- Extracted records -
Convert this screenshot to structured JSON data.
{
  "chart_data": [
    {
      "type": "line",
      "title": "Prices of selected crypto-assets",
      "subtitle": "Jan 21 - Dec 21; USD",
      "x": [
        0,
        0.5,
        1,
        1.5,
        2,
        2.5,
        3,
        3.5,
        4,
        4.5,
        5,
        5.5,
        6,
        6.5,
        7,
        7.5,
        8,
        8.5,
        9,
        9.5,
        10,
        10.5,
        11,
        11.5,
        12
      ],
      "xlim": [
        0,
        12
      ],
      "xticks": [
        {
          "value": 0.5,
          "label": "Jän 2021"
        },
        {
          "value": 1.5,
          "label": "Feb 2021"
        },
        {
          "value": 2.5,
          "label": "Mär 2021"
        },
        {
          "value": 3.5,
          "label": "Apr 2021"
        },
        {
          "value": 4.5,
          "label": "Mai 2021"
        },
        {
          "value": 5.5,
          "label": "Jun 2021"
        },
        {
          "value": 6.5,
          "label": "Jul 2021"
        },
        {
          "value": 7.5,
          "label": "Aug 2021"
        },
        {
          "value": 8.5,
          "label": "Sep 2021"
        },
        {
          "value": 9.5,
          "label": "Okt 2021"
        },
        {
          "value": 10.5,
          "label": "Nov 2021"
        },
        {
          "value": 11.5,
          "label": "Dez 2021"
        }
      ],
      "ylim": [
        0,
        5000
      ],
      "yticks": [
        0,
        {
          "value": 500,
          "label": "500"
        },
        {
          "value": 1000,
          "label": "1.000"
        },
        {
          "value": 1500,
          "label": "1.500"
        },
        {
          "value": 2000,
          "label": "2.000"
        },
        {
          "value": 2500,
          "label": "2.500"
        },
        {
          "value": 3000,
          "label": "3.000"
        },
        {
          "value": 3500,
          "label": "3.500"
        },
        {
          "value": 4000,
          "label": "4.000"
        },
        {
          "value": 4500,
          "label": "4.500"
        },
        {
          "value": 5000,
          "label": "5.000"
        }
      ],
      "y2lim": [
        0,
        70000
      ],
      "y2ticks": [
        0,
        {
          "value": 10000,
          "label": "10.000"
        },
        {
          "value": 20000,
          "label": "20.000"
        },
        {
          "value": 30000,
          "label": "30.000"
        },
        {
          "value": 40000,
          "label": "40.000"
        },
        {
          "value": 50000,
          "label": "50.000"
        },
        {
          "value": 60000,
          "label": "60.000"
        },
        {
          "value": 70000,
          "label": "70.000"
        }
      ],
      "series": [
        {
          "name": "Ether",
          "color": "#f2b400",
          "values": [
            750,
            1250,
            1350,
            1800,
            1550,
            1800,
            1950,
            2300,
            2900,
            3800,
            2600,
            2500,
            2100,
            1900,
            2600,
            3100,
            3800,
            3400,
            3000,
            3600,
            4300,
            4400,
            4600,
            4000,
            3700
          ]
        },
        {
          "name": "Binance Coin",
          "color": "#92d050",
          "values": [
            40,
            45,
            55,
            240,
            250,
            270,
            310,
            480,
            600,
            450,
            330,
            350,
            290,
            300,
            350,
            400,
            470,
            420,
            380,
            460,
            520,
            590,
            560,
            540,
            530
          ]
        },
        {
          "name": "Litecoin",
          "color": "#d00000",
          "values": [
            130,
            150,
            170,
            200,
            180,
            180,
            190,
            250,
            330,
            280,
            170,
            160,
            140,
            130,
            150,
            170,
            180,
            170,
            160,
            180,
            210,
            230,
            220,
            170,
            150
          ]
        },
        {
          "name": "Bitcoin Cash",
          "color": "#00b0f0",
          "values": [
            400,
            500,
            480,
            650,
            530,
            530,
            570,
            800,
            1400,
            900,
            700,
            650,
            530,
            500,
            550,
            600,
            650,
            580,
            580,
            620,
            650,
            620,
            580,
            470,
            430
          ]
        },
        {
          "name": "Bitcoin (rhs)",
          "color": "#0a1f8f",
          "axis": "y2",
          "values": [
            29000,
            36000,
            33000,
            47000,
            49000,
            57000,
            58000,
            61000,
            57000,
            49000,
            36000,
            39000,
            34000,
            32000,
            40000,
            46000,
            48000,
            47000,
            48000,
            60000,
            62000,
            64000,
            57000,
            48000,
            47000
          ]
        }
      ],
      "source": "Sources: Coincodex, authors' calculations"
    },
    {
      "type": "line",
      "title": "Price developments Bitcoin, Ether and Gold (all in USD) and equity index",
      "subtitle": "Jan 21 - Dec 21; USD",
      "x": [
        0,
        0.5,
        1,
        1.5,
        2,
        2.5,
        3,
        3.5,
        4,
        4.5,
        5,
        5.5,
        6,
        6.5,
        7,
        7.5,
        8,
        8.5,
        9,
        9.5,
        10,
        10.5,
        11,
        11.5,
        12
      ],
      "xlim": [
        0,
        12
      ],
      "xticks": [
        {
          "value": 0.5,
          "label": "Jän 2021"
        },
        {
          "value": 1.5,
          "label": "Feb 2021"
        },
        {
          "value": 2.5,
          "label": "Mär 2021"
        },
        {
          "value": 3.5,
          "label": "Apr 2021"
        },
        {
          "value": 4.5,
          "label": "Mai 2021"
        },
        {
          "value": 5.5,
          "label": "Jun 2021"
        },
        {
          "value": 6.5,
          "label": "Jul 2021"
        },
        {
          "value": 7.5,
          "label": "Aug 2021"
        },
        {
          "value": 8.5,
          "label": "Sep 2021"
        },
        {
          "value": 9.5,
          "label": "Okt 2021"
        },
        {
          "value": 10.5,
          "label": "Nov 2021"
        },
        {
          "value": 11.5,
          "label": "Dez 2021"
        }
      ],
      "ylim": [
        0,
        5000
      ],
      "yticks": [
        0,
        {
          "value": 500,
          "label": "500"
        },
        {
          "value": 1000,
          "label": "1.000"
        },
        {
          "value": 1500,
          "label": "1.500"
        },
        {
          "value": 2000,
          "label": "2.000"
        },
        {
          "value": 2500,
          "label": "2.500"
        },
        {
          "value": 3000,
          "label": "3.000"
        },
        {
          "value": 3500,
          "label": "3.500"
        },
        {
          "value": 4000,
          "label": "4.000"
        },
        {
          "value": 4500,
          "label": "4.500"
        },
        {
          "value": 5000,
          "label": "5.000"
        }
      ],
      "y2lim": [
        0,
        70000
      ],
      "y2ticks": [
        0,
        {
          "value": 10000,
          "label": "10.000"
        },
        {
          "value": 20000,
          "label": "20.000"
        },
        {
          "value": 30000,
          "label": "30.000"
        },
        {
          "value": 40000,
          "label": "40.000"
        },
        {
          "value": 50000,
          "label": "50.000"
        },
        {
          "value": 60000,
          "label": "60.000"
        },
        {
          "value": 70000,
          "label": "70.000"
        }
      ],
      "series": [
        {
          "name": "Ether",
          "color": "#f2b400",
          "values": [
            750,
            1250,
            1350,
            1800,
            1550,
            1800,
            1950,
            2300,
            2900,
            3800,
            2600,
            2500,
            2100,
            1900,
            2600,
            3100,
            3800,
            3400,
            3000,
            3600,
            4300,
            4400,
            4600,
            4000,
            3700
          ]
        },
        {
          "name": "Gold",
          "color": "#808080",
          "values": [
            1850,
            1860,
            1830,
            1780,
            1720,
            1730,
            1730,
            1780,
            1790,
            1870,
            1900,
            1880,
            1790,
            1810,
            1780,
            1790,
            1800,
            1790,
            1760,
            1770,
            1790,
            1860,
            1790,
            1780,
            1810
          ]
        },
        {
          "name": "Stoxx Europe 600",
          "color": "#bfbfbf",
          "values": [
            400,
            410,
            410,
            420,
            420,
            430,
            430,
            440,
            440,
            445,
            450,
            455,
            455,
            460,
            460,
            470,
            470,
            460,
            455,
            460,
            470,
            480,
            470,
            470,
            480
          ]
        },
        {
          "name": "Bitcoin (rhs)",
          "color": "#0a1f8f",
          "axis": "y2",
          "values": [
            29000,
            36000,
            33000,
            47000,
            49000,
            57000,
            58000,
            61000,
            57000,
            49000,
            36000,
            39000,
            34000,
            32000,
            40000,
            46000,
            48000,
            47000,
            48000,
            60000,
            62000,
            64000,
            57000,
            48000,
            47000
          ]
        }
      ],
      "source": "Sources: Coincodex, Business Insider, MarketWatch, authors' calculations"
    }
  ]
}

- Given problem -
Of the lines in the material, how many contain the word "name"? Reply with the number and nothing else.

- The output -
9